* _Directions for this task_
State only how many lines below include the string "Fcst".

----

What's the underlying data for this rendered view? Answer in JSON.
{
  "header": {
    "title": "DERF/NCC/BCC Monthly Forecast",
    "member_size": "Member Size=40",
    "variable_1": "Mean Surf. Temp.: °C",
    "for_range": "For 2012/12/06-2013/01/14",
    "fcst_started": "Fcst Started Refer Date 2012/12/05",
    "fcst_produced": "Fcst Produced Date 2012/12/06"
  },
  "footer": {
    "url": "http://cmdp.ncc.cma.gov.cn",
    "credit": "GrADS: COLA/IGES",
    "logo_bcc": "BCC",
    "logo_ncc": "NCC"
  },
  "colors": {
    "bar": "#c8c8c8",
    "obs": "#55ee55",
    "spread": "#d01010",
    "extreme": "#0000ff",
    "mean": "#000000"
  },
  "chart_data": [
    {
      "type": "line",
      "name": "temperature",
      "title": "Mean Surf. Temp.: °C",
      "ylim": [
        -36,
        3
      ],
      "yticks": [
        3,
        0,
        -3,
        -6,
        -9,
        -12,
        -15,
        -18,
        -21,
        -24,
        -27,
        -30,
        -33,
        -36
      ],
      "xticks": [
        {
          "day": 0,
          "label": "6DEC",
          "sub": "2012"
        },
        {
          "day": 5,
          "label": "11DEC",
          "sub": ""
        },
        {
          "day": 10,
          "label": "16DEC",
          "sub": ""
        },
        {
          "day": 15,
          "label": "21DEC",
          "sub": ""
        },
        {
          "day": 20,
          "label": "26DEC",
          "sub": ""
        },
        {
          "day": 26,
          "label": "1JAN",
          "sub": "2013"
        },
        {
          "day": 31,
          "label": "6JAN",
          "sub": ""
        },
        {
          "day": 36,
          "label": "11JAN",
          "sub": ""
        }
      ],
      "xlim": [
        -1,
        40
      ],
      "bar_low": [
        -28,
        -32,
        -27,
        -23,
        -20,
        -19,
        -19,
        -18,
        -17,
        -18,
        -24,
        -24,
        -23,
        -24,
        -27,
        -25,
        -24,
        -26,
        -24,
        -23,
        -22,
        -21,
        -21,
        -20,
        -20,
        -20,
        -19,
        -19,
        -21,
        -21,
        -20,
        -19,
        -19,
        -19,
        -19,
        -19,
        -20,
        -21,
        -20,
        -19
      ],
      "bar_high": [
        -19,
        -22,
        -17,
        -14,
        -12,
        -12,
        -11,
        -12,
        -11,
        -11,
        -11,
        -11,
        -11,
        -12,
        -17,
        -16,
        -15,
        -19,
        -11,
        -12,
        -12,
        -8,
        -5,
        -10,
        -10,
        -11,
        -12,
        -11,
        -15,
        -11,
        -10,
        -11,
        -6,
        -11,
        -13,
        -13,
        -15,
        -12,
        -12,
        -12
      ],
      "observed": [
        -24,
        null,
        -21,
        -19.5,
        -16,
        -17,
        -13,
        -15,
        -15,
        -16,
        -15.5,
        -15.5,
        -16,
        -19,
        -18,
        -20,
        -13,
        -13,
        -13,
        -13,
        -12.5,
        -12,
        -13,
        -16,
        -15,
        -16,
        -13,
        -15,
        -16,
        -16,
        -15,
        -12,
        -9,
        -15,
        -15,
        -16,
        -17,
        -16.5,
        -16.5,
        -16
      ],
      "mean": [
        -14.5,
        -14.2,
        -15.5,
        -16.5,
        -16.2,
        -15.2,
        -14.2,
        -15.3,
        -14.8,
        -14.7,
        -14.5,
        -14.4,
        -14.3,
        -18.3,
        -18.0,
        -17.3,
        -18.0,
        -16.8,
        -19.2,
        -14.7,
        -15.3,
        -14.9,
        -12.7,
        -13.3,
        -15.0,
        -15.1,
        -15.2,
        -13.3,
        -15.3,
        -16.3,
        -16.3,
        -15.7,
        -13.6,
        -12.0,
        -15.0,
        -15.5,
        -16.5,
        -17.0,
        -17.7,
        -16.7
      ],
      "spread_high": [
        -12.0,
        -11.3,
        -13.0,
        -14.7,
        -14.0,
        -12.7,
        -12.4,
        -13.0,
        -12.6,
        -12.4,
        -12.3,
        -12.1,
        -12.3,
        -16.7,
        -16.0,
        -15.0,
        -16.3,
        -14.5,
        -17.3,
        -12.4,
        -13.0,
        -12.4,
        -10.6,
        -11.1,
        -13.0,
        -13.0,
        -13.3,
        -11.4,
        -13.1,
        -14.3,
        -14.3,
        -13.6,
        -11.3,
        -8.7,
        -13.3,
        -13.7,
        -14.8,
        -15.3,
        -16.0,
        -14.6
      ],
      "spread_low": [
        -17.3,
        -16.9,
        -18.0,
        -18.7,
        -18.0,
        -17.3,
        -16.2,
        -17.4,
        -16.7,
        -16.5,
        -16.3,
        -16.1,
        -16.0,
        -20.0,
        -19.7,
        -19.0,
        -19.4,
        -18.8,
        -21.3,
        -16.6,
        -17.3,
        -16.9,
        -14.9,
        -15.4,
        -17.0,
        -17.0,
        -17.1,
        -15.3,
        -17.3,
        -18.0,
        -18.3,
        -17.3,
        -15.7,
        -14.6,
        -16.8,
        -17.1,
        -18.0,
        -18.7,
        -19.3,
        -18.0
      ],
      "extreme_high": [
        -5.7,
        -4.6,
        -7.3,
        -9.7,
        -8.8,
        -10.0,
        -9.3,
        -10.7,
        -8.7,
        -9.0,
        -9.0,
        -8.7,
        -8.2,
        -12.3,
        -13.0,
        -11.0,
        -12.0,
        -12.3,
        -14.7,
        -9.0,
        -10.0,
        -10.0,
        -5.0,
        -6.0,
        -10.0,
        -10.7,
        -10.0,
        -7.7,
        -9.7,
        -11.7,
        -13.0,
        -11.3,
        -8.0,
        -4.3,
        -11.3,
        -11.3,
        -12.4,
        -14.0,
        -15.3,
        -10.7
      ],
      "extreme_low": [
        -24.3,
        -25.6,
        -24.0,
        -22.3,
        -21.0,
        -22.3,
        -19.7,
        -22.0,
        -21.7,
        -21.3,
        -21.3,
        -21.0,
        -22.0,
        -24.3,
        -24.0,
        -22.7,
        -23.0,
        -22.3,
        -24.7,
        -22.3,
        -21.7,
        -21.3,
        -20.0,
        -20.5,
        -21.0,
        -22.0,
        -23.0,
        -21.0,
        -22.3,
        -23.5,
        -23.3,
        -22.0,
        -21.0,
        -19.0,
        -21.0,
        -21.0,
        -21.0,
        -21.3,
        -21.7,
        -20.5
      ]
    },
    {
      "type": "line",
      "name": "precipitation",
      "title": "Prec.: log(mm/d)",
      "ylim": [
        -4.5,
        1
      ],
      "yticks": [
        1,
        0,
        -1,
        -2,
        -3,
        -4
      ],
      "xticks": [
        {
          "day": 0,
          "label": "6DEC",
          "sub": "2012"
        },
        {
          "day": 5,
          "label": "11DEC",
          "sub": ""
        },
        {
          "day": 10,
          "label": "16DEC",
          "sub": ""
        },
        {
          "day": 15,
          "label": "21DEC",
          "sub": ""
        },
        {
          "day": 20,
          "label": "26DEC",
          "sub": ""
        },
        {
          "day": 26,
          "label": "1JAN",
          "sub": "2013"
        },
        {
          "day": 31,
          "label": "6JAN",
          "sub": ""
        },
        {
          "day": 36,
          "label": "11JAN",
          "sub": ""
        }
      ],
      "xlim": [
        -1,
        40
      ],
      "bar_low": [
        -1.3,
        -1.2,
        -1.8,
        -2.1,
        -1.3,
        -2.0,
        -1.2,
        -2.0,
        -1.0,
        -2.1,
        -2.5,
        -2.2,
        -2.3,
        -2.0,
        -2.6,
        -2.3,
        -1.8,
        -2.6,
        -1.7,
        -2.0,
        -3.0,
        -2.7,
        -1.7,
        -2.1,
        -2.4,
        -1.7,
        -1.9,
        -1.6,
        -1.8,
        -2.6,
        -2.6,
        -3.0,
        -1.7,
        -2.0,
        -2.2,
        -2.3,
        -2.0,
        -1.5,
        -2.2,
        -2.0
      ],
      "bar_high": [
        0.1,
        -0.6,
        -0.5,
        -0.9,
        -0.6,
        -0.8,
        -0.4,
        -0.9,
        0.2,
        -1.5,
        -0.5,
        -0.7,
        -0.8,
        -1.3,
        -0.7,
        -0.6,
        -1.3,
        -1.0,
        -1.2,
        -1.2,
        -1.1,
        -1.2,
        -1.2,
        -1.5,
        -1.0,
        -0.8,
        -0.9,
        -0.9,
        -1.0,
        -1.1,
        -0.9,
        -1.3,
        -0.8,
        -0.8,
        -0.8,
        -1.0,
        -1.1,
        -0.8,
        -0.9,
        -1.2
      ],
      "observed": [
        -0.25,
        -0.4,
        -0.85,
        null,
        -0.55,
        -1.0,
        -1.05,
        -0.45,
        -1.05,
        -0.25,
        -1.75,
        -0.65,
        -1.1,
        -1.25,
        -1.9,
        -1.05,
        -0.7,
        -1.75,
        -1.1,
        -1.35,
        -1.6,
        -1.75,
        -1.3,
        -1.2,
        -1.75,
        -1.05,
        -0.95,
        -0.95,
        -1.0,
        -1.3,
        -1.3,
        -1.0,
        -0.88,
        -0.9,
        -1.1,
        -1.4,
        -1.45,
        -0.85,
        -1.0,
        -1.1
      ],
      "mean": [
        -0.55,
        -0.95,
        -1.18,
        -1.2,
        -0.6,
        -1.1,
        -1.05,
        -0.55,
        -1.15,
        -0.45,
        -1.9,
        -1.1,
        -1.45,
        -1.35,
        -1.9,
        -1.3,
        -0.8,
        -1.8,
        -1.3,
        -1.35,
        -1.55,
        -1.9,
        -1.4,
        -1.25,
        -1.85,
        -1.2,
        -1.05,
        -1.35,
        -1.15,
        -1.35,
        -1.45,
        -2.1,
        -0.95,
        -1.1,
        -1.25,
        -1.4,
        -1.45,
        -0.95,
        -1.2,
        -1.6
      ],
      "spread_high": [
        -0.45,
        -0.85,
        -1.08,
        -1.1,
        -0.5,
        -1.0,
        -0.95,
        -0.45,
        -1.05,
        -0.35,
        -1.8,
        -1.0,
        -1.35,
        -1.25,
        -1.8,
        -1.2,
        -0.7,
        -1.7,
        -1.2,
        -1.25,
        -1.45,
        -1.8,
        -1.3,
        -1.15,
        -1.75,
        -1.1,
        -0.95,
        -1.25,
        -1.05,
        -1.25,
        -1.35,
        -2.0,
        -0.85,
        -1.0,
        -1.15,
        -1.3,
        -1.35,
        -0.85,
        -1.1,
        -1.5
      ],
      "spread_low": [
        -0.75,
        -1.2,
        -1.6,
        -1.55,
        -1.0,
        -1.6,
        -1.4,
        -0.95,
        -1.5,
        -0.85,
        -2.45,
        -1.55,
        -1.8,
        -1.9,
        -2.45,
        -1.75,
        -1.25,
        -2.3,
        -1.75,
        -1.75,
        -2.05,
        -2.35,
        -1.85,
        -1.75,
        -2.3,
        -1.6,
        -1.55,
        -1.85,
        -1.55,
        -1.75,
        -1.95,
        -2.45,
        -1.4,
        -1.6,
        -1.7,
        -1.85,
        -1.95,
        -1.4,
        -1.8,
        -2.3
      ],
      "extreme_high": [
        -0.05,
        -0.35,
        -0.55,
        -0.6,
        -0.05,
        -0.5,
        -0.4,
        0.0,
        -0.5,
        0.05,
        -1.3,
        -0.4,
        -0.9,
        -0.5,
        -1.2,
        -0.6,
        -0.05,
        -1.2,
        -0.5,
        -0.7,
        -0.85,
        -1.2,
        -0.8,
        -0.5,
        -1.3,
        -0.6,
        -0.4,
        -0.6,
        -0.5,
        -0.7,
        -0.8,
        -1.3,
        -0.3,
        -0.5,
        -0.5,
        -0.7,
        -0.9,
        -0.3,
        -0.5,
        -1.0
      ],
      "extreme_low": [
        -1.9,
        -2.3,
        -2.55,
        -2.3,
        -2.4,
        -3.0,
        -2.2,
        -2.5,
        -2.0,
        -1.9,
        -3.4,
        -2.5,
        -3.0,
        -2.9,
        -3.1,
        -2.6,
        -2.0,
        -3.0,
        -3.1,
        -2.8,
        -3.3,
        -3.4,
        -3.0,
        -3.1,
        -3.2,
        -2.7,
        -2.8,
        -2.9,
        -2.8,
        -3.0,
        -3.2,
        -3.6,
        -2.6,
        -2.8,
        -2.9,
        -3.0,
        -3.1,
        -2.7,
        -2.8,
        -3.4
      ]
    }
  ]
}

----

* _Solution for this task_
2